[Begin PROVIDED DATA]

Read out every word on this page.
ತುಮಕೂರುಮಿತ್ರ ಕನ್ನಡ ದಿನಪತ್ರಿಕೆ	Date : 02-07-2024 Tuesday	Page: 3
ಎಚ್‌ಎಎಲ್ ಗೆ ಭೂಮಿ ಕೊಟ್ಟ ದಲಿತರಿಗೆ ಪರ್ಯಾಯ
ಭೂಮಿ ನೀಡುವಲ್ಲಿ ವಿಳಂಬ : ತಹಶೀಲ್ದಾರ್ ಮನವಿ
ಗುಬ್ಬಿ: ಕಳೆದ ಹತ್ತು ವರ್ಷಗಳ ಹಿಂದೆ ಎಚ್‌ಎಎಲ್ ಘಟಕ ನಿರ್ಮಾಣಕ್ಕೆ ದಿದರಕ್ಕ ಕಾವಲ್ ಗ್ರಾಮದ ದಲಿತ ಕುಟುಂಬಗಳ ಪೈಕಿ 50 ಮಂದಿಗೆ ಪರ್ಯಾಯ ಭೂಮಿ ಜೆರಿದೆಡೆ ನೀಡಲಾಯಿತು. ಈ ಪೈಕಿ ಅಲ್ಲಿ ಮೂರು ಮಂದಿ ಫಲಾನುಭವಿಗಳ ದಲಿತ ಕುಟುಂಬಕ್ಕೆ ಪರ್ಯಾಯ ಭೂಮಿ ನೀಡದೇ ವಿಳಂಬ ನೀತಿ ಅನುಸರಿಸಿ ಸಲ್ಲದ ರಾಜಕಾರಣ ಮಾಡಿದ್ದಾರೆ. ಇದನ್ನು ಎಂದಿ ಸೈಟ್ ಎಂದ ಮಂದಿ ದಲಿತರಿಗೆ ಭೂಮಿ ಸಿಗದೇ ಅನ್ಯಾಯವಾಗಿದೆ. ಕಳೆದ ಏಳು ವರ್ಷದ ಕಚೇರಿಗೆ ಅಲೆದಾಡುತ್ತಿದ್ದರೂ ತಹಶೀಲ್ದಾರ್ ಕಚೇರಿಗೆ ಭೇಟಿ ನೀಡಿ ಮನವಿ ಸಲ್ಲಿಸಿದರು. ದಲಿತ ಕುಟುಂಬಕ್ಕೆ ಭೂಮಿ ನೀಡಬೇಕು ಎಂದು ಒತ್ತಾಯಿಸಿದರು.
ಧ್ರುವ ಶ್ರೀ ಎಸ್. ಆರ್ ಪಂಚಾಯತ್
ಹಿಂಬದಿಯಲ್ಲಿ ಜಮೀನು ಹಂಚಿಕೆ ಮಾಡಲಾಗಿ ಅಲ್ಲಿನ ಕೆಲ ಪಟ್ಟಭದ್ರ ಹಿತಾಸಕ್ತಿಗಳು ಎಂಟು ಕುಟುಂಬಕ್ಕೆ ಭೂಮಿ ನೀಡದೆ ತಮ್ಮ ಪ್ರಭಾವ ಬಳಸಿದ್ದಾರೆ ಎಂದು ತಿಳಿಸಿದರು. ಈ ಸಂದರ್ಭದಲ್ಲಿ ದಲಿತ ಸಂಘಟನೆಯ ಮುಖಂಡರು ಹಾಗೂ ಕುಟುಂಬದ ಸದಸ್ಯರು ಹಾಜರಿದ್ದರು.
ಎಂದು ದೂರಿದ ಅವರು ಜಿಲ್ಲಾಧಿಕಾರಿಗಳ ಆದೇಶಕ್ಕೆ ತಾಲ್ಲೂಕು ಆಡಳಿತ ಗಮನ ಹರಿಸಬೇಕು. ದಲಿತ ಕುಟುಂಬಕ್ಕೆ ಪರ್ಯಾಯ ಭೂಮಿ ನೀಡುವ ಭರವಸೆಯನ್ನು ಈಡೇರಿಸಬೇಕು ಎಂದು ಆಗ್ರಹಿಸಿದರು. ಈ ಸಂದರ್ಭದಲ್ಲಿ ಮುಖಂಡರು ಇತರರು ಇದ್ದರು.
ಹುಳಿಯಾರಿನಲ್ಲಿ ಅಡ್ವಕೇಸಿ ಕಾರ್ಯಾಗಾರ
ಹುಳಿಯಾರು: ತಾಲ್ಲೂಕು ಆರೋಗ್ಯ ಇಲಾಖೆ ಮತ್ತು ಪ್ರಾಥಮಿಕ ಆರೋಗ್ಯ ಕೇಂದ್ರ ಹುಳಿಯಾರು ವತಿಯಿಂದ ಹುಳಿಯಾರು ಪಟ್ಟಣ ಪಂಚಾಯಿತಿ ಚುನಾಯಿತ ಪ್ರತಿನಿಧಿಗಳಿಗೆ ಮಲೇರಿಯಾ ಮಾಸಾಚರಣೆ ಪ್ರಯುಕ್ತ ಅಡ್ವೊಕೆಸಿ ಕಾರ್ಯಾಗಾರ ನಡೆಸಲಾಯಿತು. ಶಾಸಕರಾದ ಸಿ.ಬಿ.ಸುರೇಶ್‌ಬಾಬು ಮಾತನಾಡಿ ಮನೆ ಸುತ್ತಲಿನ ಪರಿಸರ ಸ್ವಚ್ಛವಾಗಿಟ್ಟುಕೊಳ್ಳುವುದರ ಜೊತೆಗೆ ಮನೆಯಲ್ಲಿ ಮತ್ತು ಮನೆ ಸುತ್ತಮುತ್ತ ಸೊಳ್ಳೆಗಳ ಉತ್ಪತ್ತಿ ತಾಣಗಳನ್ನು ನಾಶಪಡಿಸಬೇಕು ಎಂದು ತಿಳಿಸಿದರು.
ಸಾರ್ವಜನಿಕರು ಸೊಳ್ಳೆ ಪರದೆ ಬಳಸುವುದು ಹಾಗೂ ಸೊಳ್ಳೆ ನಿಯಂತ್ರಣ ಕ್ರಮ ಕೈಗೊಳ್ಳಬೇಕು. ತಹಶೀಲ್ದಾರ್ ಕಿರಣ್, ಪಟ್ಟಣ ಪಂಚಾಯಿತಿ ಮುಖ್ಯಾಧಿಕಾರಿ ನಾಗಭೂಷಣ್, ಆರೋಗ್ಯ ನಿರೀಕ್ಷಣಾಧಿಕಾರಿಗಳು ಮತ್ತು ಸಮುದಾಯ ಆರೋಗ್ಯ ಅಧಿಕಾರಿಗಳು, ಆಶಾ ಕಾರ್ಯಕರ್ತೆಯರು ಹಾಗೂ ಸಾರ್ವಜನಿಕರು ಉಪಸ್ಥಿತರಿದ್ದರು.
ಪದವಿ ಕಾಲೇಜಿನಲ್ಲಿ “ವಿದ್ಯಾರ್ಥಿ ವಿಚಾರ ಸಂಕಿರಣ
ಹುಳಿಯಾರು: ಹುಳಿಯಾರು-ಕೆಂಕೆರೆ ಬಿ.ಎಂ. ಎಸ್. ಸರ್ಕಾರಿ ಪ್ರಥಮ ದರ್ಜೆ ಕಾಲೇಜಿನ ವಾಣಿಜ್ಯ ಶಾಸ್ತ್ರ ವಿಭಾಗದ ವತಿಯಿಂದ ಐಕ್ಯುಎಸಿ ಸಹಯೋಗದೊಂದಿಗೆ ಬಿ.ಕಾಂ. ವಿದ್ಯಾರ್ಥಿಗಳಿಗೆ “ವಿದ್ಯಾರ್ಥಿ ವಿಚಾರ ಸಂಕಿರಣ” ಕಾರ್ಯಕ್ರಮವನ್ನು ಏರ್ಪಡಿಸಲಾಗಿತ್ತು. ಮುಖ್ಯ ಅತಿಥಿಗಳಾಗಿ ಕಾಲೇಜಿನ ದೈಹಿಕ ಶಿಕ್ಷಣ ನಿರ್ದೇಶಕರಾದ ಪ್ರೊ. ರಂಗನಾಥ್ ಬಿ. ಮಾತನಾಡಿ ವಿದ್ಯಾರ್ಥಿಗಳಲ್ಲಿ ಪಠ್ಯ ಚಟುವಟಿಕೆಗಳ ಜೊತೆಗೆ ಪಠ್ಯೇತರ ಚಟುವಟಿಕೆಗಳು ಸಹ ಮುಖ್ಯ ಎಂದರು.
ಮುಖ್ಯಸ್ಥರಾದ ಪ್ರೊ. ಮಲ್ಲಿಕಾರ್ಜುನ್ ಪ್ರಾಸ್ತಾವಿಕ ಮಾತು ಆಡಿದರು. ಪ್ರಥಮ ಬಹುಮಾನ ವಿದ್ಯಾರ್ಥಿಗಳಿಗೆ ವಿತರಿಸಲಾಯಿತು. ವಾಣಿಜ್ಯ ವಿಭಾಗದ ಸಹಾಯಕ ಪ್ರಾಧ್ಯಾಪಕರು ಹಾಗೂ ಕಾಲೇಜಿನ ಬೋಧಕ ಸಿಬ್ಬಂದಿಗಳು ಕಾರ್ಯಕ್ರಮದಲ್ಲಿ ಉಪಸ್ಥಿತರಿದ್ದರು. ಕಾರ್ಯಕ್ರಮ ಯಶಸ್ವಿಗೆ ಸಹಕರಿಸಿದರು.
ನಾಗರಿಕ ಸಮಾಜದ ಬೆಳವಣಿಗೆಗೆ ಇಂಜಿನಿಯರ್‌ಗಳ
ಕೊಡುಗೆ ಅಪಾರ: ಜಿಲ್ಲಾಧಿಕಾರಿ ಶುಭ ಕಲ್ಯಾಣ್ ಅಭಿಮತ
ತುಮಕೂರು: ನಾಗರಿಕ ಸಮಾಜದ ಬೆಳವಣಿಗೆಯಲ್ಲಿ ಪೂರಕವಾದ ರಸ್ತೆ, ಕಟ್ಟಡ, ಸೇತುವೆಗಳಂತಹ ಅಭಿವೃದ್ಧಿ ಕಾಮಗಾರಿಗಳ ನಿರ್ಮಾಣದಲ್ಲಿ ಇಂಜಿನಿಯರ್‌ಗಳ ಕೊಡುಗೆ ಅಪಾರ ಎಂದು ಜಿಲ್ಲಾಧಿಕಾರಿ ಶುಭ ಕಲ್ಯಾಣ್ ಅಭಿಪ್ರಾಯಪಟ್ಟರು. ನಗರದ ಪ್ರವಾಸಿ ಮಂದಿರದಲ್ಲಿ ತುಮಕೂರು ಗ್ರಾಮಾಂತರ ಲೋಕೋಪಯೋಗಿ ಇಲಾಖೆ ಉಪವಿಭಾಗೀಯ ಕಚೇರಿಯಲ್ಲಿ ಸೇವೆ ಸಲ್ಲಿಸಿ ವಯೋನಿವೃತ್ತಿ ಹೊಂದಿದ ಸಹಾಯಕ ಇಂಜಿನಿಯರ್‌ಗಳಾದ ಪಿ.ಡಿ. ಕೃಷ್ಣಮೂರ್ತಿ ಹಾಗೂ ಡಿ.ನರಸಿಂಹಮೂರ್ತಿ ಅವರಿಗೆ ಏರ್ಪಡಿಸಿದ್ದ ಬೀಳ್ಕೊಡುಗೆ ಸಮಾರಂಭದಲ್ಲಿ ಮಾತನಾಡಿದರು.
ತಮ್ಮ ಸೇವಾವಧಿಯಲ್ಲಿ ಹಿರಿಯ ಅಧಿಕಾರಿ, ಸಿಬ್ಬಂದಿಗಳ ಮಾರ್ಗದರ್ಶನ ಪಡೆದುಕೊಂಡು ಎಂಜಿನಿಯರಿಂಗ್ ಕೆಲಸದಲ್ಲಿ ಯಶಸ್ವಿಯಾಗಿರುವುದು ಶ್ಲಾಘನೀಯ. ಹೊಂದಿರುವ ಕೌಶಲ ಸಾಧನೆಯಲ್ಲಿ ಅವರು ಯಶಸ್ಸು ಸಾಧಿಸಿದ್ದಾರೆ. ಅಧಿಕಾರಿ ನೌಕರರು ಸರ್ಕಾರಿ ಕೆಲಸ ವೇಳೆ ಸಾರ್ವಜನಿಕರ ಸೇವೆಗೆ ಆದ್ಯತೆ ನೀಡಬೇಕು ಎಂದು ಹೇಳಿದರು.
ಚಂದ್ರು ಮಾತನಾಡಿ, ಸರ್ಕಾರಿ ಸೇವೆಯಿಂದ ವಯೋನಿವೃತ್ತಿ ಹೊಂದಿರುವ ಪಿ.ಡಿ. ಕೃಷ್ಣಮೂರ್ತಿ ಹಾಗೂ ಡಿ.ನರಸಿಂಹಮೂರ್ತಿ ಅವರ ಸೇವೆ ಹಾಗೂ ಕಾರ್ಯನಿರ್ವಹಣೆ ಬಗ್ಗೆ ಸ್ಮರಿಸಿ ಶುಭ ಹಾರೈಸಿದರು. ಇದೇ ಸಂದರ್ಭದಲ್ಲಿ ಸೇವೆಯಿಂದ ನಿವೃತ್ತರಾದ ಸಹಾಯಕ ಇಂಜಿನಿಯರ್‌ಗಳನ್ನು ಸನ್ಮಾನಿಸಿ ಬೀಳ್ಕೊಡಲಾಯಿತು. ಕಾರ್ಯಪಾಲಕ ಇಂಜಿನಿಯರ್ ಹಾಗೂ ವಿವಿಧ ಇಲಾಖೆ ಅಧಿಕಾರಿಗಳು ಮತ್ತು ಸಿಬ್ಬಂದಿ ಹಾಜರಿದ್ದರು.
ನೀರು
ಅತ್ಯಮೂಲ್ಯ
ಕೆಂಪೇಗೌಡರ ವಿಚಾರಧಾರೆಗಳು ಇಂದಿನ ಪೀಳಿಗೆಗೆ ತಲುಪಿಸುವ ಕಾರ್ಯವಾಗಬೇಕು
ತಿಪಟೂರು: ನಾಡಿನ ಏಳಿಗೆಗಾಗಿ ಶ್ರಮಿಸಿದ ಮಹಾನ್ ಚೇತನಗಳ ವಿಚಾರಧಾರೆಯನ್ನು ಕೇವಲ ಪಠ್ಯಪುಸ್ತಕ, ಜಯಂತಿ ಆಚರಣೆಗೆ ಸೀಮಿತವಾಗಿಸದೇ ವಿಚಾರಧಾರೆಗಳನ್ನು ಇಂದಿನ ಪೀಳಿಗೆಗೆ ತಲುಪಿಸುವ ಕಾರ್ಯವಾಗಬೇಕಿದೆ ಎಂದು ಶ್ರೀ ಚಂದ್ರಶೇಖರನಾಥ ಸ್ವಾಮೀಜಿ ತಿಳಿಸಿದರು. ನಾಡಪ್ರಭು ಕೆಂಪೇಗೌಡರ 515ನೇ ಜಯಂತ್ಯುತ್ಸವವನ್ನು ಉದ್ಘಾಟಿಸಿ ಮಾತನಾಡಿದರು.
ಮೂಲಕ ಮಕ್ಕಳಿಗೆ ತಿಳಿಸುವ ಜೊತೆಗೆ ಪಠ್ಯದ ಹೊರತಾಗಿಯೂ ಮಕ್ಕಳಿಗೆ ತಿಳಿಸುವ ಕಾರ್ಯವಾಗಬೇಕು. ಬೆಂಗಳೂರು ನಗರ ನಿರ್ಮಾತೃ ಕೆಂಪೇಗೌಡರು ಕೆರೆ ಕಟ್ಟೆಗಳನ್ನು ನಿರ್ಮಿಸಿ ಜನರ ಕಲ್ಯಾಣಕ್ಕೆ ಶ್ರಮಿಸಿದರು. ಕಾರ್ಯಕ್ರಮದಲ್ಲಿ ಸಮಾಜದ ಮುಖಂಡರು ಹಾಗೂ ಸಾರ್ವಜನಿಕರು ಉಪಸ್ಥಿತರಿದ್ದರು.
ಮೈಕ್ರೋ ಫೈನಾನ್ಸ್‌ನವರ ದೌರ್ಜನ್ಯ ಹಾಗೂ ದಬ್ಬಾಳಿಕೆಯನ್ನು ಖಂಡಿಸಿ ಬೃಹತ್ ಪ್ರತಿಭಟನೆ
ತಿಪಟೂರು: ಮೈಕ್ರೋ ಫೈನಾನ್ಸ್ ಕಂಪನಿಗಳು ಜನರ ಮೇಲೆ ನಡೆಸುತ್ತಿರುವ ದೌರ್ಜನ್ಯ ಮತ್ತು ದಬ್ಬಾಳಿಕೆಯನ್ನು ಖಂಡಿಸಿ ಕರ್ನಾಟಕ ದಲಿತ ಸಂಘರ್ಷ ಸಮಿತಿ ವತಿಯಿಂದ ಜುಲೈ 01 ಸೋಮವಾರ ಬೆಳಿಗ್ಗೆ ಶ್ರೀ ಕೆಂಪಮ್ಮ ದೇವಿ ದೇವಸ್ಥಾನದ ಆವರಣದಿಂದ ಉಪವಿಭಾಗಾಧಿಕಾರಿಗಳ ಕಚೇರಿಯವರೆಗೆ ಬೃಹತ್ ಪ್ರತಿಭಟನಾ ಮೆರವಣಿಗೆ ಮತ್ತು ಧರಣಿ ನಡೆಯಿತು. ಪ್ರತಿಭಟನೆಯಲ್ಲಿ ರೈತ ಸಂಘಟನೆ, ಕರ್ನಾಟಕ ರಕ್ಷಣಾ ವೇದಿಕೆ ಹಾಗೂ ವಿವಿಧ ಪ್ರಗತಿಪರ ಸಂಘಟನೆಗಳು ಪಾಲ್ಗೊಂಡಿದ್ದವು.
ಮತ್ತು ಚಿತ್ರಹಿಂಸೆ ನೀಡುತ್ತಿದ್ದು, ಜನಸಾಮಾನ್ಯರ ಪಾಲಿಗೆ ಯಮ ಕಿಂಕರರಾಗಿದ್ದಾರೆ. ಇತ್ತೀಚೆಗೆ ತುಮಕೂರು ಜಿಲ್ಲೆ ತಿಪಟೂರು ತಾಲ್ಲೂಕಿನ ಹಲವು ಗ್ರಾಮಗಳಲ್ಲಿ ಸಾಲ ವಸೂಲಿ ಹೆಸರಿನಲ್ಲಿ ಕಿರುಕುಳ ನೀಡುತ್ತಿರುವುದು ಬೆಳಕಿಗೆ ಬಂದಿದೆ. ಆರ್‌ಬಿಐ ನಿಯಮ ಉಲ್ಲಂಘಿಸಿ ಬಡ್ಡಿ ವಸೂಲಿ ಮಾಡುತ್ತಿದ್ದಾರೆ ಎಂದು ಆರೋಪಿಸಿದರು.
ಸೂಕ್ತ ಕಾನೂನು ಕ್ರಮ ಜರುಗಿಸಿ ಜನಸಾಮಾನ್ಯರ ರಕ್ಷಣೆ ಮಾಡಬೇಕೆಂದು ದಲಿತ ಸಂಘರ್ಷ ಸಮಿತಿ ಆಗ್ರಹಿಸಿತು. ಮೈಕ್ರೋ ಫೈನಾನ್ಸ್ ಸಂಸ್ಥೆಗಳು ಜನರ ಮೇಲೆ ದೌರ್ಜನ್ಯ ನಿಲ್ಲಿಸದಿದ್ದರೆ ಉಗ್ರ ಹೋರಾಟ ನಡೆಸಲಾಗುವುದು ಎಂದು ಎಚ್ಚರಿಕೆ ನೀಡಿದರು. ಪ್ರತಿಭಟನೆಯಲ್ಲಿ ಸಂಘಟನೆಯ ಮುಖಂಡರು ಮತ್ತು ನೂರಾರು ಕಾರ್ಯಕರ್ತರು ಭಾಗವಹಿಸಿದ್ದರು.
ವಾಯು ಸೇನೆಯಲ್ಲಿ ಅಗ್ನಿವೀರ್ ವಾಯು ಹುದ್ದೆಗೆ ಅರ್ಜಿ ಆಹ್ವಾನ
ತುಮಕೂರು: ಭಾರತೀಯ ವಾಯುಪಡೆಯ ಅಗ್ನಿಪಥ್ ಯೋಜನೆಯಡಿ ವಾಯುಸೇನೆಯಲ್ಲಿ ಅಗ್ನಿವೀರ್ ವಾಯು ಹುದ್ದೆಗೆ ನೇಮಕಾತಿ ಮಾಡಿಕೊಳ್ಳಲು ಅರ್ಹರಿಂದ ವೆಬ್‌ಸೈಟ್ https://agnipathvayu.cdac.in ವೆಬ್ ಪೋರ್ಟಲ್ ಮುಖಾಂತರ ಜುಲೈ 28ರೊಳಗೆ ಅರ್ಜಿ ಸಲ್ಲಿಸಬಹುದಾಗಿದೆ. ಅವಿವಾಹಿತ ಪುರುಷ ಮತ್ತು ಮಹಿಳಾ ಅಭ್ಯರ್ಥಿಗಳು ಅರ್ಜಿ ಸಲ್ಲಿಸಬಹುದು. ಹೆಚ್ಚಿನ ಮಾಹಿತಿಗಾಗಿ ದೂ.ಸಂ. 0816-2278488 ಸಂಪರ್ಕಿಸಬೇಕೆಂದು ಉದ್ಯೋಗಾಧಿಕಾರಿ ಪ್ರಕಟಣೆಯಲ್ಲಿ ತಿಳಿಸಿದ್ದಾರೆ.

[End PROVIDED DATA]

* PROMPT:
Count the lines of the material that include the word "ರಮದಲ", then state only the total.

* RESULT BELOW:
2